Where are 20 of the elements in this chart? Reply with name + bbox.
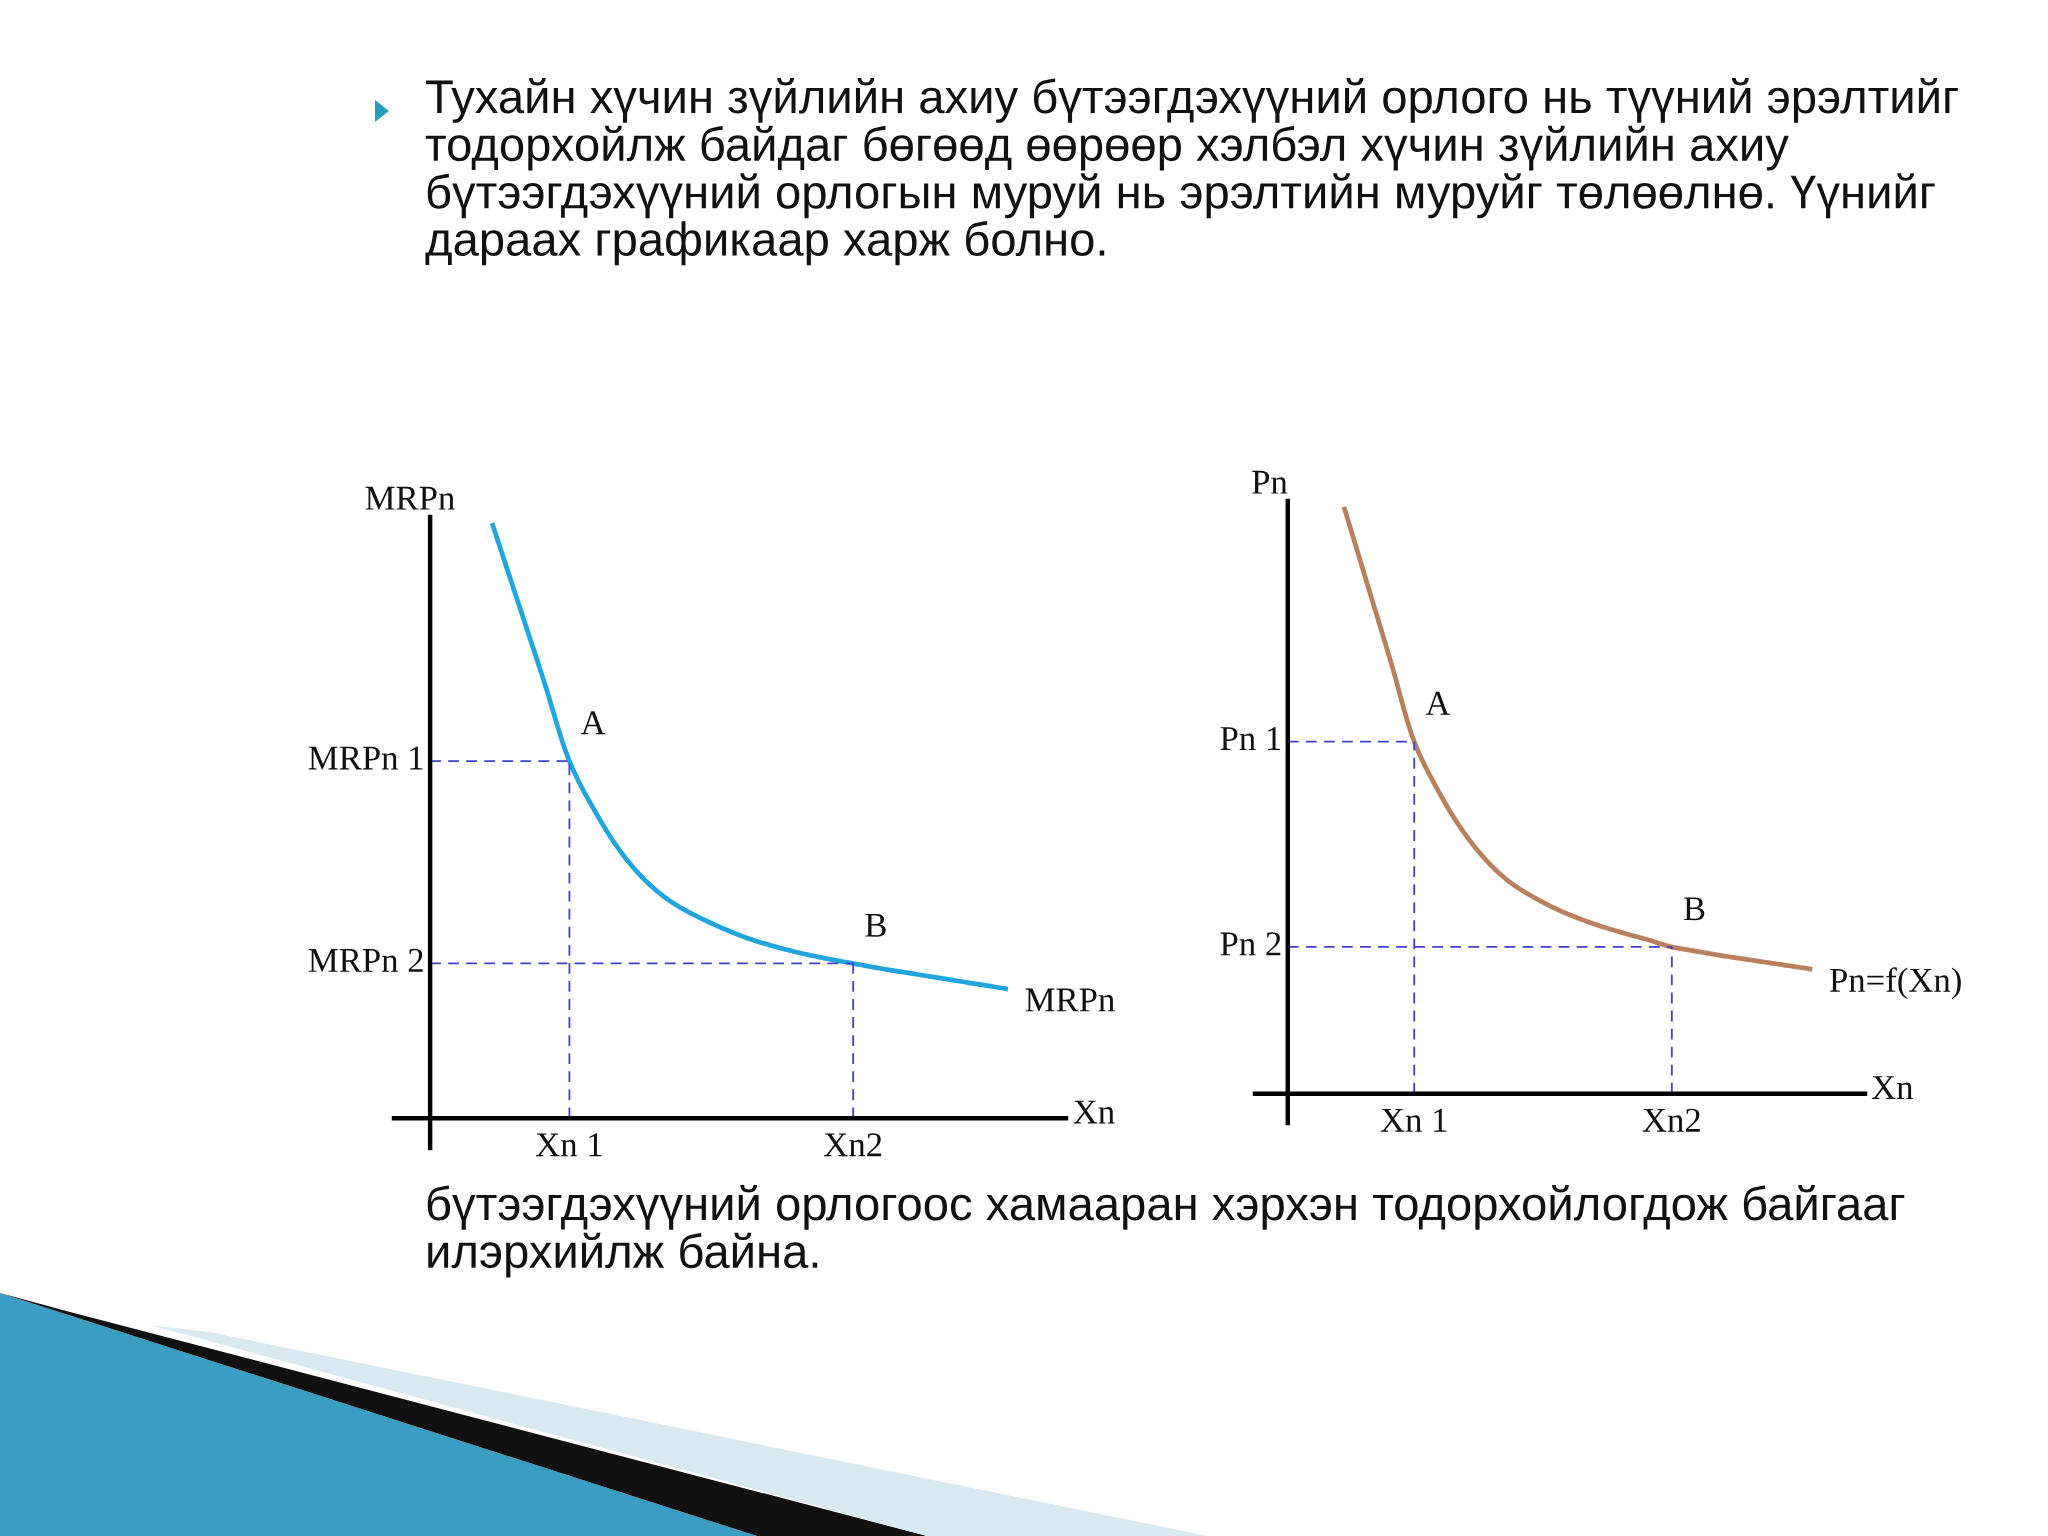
ref-line-label: Pn 1 (1220, 727, 1281, 750)
x-axis-title: Xn (1073, 1100, 1115, 1124)
x-axis-title: Xn (1871, 1076, 1914, 1099)
series-label: MRPn (1025, 988, 1115, 1012)
x-tick-label: Xn 1 (1380, 1108, 1447, 1132)
ref-line-label: MRPn 2 (308, 948, 423, 972)
ref-line-label: Pn 2 (1220, 932, 1281, 956)
x-tick-label: Xn2 (1642, 1108, 1700, 1132)
series-label: Pn=f(Xn) (1829, 967, 1961, 1000)
annotation: A (580, 711, 606, 735)
annotation: B (1683, 897, 1705, 921)
text: Тухайн хүчин зүйлийн ахиу бүтээгдэхүүний орлого нь түүний эрэлтийг тодорхойлж байдаг бөгөөд өөрөөр хэлбэл хүчин зүйлийн ахиу бүтээгдэхүүний орлогын муруй нь эрэлтийн муруйг төлөөлнө. Үүнийг дараах графикаар харж болно. (425, 78, 1958, 266)
annotation: A (1425, 691, 1451, 715)
ref-line-label: MRPn 1 (308, 746, 423, 770)
x-tick-label: Xn2 (824, 1133, 882, 1157)
text: бүтээгдэхүүний орлогоос хамааран хэрхэн тодорхойлогдож байгааг илэрхийлж байна. (427, 1185, 1905, 1278)
y-axis-title: MRPn (365, 486, 455, 510)
annotation: B (865, 913, 886, 937)
y-axis-title: Pn (1252, 470, 1288, 494)
x-tick-label: Xn 1 (535, 1133, 602, 1157)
··········
◆ Given problem
Reproduce every line of the records above character for character, leaving out the picture.

◆ Written answer
Where are 20 of the elements in this chart? Reply with name + bbox.
ref-line-label: Pn 1 (1220, 727, 1281, 750)
x-axis-title: Xn (1073, 1100, 1115, 1124)
x-axis-title: Xn (1871, 1076, 1914, 1099)
series-label: MRPn (1025, 988, 1115, 1012)
x-tick-label: Xn 1 (1380, 1108, 1447, 1132)
ref-line-label: MRPn 2 (308, 948, 423, 972)
ref-line-label: Pn 2 (1220, 932, 1281, 956)
x-tick-label: Xn2 (1642, 1108, 1700, 1132)
series-label: Pn=f(Xn) (1829, 967, 1961, 1000)
annotation: A (580, 711, 606, 735)
annotation: B (1683, 897, 1705, 921)
text: Тухайн хүчин зүйлийн ахиу бүтээгдэхүүний орлого нь түүний эрэлтийг тодорхойлж байдаг бөгөөд өөрөөр хэлбэл хүчин зүйлийн ахиу бүтээгдэхүүний орлогын муруй нь эрэлтийн муруйг төлөөлнө. Үүнийг дараах графикаар харж болно. (425, 78, 1958, 266)
annotation: A (1425, 691, 1451, 715)
ref-line-label: MRPn 1 (308, 746, 423, 770)
x-tick-label: Xn2 (824, 1133, 882, 1157)
text: бүтээгдэхүүний орлогоос хамааран хэрхэн тодорхойлогдож байгааг илэрхийлж байна. (427, 1185, 1905, 1278)
y-axis-title: MRPn (365, 486, 455, 510)
annotation: B (865, 913, 886, 937)
y-axis-title: Pn (1252, 470, 1288, 494)
x-tick-label: Xn 1 (535, 1133, 602, 1157)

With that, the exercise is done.